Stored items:
------------------------------------

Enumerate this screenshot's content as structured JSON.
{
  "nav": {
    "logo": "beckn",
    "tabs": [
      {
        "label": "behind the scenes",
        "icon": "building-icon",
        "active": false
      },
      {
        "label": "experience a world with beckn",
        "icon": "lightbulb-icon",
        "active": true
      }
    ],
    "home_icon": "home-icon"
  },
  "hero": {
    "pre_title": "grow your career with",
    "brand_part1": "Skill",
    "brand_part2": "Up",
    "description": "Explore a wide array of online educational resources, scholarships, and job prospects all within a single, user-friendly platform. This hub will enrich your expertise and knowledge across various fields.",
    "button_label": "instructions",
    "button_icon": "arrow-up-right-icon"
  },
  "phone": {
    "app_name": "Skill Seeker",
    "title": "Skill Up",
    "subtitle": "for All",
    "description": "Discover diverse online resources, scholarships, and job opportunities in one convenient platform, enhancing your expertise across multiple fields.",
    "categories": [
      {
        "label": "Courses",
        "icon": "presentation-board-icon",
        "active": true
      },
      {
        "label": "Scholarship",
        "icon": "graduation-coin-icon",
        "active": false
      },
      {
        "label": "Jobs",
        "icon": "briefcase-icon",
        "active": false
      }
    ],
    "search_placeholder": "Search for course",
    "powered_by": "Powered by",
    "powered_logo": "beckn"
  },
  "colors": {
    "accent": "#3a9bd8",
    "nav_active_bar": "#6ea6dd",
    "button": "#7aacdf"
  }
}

------------------------------------

Find the lines above that contain the word "beckn" and collect them.

    "logo": "beckn",
        "label": "experience a world with beckn",
    "powered_logo": "beckn"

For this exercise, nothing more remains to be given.